Stated exercise ▸ Repeat each entry exactly and drop the pictures.
━━━━━ The data ━━━━━
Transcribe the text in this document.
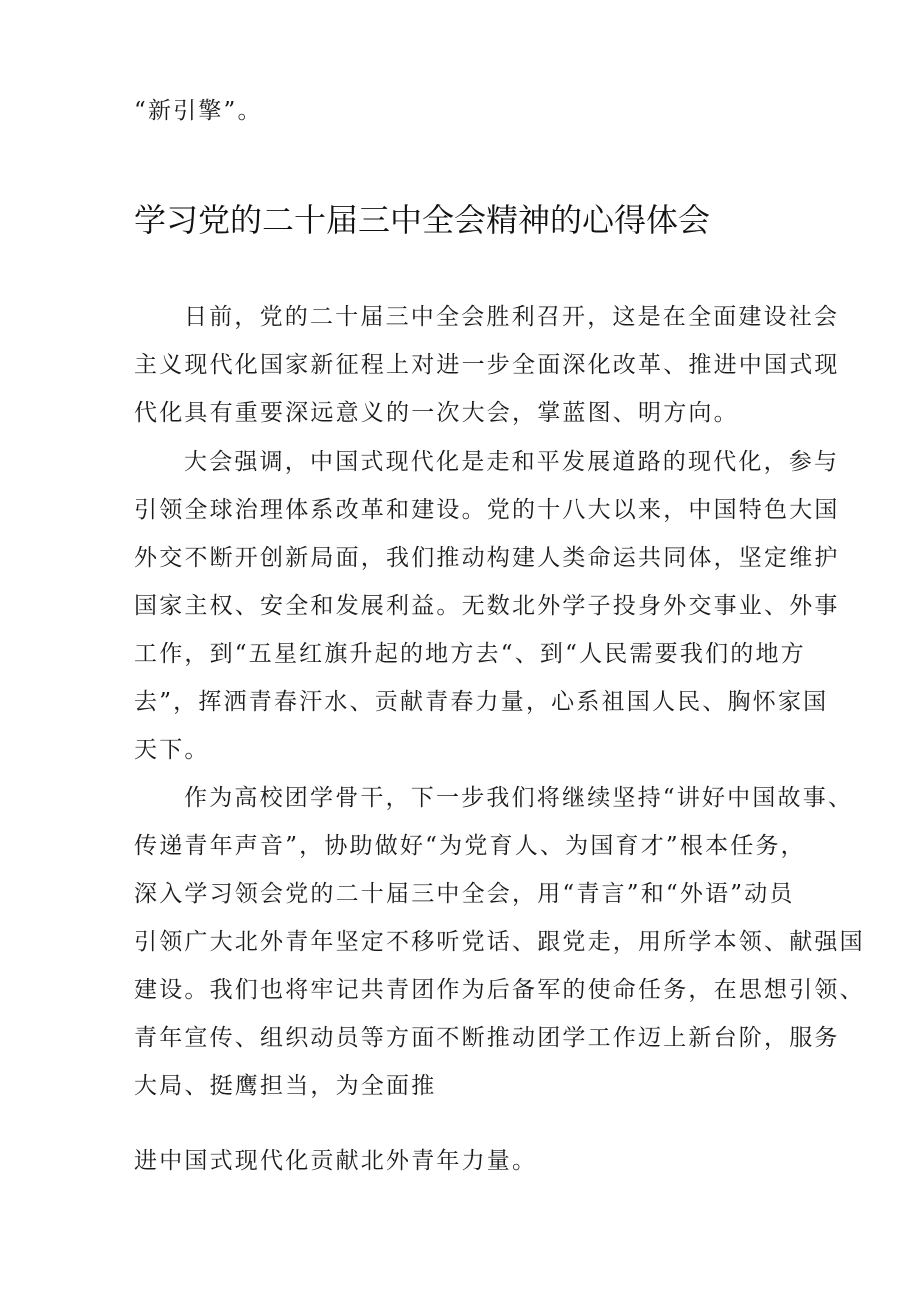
“新引擎”。

学习党的二十届三中全会精神的心得体会

日前，党的二十届三中全会胜利召开，这是在全面建设社会

主义现代化国家新征程上对进一步全面深化改革、推进中国式现

代化具有重要深远意义的一次大会，掌蓝图、明方向。

大会强调，中国式现代化是走和平发展道路的现代化，参与

引领全球治理体系改革和建设。党的十八大以来，中国特色大国

外交不断开创新局面，我们推动构建人类命运共同体，坚定维护

国家主权、安全和发展利益。无数北外学子投身外交事业、外事

工作，到“五星红旗升起的地方去“、到“人民需要我们的地方

去”，挥洒青春汗水、贡献青春力量，心系祖国人民、胸怀家国

天下。

作为高校团学骨干，下一步我们将继续坚持“讲好中国故事、

传递青年声音”，协助做好“为党育人、为国育才”根本任务，

深入学习领会党的二十届三中全会，用“青言”和“外语”动员

引领广大北外青年坚定不移听党话、跟党走，用所学本领、献强国

建设。我们也将牢记共青团作为后备军的使命任务，在思想引领、

青年宣传、组织动员等方面不断推动团学工作迈上新台阶，服务

大局、挺鹰担当，为全面推

进中国式现代化贡献北外青年力量。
━━━━━
Exercise answer ▸
Transcribe the text in this document.
“新引擎”。

学习党的二十届三中全会精神的心得体会

日前，党的二十届三中全会胜利召开，这是在全面建设社会

主义现代化国家新征程上对进一步全面深化改革、推进中国式现

代化具有重要深远意义的一次大会，掌蓝图、明方向。

大会强调，中国式现代化是走和平发展道路的现代化，参与

引领全球治理体系改革和建设。党的十八大以来，中国特色大国

外交不断开创新局面，我们推动构建人类命运共同体，坚定维护

国家主权、安全和发展利益。无数北外学子投身外交事业、外事

工作，到“五星红旗升起的地方去“、到“人民需要我们的地方

去”，挥洒青春汗水、贡献青春力量，心系祖国人民、胸怀家国

天下。

作为高校团学骨干，下一步我们将继续坚持“讲好中国故事、

传递青年声音”，协助做好“为党育人、为国育才”根本任务，

深入学习领会党的二十届三中全会，用“青言”和“外语”动员

引领广大北外青年坚定不移听党话、跟党走，用所学本领、献强国

建设。我们也将牢记共青团作为后备军的使命任务，在思想引领、

青年宣传、组织动员等方面不断推动团学工作迈上新台阶，服务

大局、挺鹰担当，为全面推

进中国式现代化贡献北外青年力量。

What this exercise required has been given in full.